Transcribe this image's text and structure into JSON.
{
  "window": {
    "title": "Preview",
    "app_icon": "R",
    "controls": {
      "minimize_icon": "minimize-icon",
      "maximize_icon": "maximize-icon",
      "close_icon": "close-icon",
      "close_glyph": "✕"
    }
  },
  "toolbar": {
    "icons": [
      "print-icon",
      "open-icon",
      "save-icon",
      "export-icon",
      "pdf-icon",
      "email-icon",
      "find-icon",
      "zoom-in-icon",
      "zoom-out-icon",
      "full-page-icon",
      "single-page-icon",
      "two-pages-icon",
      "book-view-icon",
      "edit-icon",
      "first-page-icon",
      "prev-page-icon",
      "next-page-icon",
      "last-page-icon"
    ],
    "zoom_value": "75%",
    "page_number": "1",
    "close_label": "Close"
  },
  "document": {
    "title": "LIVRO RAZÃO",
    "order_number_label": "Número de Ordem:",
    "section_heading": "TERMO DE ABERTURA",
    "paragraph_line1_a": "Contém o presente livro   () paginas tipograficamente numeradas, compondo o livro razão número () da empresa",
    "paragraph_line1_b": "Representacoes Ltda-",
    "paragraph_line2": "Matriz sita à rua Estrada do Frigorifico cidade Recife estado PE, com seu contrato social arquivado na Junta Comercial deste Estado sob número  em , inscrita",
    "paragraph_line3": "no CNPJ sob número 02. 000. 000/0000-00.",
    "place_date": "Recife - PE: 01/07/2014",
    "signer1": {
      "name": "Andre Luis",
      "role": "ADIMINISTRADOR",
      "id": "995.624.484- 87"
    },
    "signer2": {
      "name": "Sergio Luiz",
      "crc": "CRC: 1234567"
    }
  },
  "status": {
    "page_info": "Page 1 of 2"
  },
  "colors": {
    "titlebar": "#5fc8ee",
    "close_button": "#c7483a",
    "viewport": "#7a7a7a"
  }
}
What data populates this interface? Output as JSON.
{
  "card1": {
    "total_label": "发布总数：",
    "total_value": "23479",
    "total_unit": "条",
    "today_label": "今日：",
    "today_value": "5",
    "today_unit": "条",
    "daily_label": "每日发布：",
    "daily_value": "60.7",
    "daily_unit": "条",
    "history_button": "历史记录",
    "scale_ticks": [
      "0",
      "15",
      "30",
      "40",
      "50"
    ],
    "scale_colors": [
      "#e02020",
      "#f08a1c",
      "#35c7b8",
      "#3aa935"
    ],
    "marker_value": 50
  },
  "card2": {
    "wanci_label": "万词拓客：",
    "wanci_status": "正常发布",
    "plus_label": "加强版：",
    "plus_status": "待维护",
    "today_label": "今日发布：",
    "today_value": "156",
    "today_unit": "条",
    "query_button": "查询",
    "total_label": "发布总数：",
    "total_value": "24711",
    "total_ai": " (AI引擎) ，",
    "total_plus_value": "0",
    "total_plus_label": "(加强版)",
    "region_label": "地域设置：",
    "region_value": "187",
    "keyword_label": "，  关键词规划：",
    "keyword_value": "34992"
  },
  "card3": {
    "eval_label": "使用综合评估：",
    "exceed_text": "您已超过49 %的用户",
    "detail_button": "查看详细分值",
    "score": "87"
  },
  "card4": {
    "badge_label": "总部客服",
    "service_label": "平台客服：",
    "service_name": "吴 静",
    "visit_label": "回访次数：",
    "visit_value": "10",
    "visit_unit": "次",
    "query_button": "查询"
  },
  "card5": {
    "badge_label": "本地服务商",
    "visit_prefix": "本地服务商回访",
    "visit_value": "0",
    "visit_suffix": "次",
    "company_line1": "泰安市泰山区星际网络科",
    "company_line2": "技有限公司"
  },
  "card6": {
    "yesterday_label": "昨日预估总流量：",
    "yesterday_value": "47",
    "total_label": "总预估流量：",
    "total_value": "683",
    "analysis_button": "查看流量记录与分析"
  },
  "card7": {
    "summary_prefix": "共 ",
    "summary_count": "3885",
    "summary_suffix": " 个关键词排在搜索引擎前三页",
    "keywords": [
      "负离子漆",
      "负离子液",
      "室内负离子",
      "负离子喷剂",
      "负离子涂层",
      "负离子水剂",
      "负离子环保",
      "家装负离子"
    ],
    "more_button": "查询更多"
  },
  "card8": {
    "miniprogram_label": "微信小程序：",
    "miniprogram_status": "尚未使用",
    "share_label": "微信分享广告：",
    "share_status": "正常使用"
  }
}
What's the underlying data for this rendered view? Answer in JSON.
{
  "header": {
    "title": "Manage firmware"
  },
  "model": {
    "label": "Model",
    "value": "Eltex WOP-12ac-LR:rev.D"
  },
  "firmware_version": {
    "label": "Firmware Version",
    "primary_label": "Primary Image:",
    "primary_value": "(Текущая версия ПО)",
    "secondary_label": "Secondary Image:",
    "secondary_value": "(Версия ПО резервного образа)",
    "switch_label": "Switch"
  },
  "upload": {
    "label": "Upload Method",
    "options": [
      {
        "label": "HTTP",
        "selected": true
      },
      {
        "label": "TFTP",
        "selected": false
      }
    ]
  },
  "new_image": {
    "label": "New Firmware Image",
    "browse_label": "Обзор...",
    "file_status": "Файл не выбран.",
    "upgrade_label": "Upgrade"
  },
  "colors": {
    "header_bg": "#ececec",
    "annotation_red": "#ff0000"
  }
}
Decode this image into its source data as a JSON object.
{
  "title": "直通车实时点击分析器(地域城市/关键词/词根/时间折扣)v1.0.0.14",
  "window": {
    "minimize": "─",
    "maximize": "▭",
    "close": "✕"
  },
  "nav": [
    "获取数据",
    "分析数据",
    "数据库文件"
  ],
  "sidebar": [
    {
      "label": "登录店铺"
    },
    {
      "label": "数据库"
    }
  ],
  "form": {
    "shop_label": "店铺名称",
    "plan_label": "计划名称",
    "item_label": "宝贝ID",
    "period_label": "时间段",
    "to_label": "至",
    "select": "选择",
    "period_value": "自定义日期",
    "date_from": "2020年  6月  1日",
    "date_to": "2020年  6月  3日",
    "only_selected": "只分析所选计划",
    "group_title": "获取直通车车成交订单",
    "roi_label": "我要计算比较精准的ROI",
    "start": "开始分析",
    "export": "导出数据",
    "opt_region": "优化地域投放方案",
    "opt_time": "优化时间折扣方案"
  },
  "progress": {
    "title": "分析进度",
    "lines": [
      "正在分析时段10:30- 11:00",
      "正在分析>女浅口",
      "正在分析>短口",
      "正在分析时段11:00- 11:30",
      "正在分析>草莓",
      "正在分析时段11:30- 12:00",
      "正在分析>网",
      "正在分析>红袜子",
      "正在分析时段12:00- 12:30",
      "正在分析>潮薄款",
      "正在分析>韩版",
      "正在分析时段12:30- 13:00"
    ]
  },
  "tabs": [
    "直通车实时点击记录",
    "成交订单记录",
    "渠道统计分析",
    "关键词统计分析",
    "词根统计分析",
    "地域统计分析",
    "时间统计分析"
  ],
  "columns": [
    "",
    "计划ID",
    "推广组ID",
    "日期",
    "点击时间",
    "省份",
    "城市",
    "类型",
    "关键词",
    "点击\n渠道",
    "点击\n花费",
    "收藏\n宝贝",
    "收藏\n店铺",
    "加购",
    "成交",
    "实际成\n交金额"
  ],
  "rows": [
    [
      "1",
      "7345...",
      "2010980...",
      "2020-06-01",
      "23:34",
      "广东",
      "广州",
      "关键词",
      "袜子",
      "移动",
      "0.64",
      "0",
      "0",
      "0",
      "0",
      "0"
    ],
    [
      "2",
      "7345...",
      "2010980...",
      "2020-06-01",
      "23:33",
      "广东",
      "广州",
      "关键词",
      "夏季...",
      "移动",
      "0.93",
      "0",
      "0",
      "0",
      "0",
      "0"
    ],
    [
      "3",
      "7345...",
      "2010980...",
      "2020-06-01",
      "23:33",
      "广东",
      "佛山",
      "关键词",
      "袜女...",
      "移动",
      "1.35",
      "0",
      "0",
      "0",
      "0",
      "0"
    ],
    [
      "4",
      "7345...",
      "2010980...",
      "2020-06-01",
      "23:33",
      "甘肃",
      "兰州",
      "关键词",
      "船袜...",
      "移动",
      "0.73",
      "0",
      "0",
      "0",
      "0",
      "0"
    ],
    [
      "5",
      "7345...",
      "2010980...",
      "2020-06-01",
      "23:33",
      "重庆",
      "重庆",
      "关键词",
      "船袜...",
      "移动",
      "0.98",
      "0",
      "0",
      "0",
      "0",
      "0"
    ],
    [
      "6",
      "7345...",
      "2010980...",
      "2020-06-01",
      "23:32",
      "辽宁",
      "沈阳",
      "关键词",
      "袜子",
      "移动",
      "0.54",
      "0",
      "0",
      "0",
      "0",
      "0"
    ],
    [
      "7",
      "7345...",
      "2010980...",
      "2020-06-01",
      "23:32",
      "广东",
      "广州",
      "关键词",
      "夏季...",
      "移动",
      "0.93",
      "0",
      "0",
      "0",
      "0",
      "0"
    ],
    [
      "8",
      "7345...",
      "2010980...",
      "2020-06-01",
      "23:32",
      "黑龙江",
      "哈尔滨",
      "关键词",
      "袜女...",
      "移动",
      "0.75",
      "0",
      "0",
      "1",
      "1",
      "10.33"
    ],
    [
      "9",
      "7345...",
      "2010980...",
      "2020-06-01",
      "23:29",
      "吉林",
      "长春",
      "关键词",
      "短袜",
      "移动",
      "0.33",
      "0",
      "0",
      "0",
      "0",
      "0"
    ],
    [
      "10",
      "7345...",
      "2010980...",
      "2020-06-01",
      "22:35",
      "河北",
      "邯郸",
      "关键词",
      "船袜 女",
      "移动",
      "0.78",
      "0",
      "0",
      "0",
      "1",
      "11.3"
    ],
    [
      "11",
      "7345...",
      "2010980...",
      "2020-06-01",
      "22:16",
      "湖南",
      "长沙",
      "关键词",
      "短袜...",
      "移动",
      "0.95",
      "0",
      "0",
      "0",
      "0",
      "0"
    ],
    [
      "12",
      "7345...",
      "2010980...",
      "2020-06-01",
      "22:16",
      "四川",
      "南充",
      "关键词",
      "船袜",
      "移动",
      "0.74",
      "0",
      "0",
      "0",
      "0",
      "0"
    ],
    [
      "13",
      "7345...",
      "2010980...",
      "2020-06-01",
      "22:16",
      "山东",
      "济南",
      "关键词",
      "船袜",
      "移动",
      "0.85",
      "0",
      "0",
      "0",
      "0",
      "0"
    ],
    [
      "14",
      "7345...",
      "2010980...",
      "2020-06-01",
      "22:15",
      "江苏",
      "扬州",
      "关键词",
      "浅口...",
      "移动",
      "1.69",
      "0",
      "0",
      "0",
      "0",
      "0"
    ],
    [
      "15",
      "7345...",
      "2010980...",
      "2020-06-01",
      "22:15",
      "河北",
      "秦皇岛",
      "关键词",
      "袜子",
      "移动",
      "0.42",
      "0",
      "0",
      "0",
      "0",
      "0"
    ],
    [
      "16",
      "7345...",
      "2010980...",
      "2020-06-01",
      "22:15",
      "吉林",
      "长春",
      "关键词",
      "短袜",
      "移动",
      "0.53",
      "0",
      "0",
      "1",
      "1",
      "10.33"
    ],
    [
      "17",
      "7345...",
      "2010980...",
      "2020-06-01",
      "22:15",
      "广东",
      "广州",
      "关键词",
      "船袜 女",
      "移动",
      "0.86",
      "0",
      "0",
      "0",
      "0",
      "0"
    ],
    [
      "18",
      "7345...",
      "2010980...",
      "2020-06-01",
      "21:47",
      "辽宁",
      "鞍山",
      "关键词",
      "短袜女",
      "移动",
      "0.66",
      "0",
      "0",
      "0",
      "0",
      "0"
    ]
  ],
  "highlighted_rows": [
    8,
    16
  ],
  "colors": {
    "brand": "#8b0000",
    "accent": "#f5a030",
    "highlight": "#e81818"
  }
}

————————

## Stated goal
Pull out all lines from the listing that contain the string "data".

## The output
What data populates this interface? Output as JSON.
What's the underlying data for this rendered view? Answer in JSON.
Decode this image into its source data as a JSON object.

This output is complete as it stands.